(Given data begins)

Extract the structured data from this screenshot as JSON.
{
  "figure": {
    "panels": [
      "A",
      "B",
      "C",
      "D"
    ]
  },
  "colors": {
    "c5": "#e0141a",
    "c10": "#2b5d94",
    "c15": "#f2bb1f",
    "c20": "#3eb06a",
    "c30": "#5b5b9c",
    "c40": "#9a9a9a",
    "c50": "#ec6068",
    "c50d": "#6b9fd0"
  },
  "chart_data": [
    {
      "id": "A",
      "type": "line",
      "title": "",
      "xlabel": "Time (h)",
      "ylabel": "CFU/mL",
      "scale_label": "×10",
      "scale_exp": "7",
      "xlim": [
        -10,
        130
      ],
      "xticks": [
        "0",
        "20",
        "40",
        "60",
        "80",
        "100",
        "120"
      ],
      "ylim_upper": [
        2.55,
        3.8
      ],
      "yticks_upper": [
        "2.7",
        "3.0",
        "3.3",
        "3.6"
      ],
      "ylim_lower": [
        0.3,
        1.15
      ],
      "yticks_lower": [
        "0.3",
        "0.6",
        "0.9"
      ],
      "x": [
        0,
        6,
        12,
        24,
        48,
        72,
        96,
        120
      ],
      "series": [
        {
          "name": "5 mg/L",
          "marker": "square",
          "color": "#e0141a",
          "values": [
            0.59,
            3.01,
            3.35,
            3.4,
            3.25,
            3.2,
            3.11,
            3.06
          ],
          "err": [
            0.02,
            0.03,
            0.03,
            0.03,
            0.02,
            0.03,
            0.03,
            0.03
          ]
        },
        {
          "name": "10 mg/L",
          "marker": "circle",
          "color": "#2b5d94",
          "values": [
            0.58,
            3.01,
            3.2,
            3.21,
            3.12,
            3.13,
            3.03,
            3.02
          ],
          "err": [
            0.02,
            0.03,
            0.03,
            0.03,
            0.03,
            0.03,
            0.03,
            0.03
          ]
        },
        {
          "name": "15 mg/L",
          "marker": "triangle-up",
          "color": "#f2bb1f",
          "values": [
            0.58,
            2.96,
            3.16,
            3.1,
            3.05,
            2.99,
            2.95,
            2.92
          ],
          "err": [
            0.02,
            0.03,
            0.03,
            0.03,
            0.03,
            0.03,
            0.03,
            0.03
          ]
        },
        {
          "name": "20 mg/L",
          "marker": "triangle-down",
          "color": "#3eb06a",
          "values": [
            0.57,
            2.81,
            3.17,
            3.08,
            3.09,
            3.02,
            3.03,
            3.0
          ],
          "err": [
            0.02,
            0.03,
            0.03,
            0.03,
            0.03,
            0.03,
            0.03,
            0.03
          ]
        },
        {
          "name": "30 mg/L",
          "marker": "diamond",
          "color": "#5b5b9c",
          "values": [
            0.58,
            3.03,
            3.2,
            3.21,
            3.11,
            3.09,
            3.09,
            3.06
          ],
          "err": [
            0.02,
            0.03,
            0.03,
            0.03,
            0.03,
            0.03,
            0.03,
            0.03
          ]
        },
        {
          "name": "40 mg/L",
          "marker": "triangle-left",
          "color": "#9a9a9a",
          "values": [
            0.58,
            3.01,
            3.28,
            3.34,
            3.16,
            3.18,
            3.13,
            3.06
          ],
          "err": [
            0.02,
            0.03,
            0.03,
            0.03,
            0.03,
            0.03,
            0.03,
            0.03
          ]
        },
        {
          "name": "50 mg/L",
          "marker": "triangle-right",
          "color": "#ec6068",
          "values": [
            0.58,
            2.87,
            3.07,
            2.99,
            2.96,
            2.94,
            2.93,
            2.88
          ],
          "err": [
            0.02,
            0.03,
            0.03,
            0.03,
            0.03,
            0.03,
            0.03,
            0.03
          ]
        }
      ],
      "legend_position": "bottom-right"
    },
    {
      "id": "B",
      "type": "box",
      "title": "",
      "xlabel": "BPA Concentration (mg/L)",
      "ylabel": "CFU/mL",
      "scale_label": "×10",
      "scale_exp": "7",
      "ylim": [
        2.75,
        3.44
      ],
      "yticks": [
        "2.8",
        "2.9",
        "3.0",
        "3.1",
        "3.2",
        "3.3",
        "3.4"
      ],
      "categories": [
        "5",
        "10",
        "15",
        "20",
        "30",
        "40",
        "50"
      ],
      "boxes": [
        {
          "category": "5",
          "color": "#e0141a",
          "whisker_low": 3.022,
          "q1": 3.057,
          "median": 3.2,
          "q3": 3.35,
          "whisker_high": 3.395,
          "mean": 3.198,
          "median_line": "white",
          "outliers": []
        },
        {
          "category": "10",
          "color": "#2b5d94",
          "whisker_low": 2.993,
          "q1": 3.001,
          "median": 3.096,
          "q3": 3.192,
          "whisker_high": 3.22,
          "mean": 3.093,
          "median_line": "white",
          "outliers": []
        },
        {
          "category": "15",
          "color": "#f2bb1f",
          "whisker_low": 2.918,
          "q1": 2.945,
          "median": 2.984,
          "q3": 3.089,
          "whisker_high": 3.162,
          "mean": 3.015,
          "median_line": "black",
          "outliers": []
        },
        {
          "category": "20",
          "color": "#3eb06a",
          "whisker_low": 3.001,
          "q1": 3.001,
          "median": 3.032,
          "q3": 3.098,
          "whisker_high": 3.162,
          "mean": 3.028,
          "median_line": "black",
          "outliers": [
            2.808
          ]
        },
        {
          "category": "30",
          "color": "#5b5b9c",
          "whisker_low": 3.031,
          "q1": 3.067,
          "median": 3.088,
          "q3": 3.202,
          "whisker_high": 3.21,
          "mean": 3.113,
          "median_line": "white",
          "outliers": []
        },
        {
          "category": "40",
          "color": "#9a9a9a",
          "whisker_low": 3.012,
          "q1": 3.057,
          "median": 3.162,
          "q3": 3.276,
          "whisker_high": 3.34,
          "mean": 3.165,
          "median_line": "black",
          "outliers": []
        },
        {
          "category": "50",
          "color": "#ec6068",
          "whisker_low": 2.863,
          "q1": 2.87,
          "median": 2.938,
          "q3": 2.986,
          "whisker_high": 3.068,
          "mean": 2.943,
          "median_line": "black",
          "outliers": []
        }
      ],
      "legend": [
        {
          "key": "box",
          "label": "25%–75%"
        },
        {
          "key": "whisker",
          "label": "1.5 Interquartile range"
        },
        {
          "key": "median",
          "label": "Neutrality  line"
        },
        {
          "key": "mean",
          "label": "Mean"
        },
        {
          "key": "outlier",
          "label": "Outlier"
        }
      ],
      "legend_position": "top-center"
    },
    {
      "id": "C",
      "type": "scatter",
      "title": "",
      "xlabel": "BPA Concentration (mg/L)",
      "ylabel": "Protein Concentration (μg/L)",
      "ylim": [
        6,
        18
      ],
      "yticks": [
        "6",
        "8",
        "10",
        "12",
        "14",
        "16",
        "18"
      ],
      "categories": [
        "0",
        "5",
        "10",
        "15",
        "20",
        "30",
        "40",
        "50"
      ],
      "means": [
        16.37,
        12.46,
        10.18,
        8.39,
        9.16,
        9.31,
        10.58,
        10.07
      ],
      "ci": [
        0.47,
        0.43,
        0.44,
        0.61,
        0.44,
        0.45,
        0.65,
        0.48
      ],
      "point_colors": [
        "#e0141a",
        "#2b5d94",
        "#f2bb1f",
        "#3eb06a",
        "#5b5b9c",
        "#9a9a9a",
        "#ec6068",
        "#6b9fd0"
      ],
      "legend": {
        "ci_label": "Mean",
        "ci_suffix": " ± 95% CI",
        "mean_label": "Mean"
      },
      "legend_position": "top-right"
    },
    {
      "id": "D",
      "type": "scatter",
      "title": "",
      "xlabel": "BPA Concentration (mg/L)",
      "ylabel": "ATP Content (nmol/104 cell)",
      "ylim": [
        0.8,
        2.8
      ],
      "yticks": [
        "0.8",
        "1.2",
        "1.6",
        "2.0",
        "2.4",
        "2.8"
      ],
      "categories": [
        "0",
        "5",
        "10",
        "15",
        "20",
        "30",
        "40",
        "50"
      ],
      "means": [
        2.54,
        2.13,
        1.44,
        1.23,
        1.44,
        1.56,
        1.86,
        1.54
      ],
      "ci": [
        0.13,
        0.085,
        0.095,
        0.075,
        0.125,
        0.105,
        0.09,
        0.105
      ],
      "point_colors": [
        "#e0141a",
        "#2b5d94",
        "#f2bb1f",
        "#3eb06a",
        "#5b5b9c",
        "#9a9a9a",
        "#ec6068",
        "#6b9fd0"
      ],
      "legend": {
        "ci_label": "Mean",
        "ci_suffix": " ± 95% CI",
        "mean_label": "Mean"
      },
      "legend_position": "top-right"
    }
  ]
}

(Given data ends)

> **What needs to be done**:
Read through the records above and copy the lines that contain "marker".

> **Result**:
          "marker": "square",
          "marker": "circle",
          "marker": "triangle-up",
          "marker": "triangle-down",
          "marker": "diamond",
          "marker": "triangle-left",
          "marker": "triangle-right",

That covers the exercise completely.